** start of Supplied passage **
Everything You Need to Know About Recourse & Non-Recourse Loans

Anyone who has ever searched for personal loans has likely come across two types of loans: unsecured and secured loans. Unsecured loans don’t require any collateral for approval, but they often come with higher interest rates because the lender takes on more risk. Secured loans use assets as collateral — with a mortgage, for example, the house is the asset that serves as collateral — which reduces the lender’s risk and often translates to lower interest rates for borrowers because lenders can recoup financial loss when they repossess the asset.

The world of secured loans, which commonly include car loans and mortgages, breaks down into two types of loans: recourse and non-recourse loans. Although both types of loans use collateral that the lender can seize if you default on your loan, these loans come with different benefits and risks. Read on to learn more about these loans and how obtaining one can affect you.

What Is a Recourse Loan?

Recourse loans are preferred among lenders because they offer less risk. These loans allow lenders to seize the asset used as collateral for the loan in addition to going after the borrower — the lender has the legal right, or recourse, to demand repayment. For example, if you have a recourse auto loan and you default, the lender can repossess the car, sell it and pursue you legally for the difference between the amount it sold the car for and the amount that you still owe on the loan. With this type of loan, lenders can sue borrowers, garnish borrowers’ wages and levy borrowers’ bank accounts to collect the amount still owed on the loan.
** end of Supplied passage **
** start of Provided information **
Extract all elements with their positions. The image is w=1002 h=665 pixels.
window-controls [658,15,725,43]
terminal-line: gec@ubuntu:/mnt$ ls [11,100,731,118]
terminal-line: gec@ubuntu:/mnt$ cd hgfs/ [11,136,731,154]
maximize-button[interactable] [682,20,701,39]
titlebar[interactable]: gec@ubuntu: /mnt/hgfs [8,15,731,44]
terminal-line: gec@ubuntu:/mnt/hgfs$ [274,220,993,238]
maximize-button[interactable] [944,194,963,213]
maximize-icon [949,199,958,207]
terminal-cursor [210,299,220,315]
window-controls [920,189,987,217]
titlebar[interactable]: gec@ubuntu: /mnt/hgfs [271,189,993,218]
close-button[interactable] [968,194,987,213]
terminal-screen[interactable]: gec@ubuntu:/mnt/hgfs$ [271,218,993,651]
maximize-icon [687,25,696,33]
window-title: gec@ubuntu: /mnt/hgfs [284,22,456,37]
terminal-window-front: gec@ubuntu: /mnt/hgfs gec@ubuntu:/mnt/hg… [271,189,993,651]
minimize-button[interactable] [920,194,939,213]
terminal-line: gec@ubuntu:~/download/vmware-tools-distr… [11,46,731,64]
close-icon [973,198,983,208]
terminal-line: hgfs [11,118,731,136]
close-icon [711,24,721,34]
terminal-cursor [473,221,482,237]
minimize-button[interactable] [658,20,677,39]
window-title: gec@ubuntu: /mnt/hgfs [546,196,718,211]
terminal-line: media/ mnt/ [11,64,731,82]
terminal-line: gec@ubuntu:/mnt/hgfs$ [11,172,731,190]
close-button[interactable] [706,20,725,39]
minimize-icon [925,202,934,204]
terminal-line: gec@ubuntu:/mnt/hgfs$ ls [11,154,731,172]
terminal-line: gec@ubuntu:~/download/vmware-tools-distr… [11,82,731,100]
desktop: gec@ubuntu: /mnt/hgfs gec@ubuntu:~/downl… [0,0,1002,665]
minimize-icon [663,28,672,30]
** end of Provided information **
*Task list*.
**1)** In the article on recourse and non-recourse loans, why do unsecured loans often carry higher interest rates?
**2)** Reproduce the part of the loans article starting at "The world of" and ending at "can affect you.".

*Exercise solutions*.
**1)** Because the lender takes on more risk.

**2)**
The world of secured loans, which commonly include car loans and mortgages, breaks down into two types of loans: recourse and non-recourse loans. Although both types of loans use collateral that the lender can seize if you default on your loan, these loans come with different benefits and risks. Read on to learn more about these loans and how obtaining one can affect you.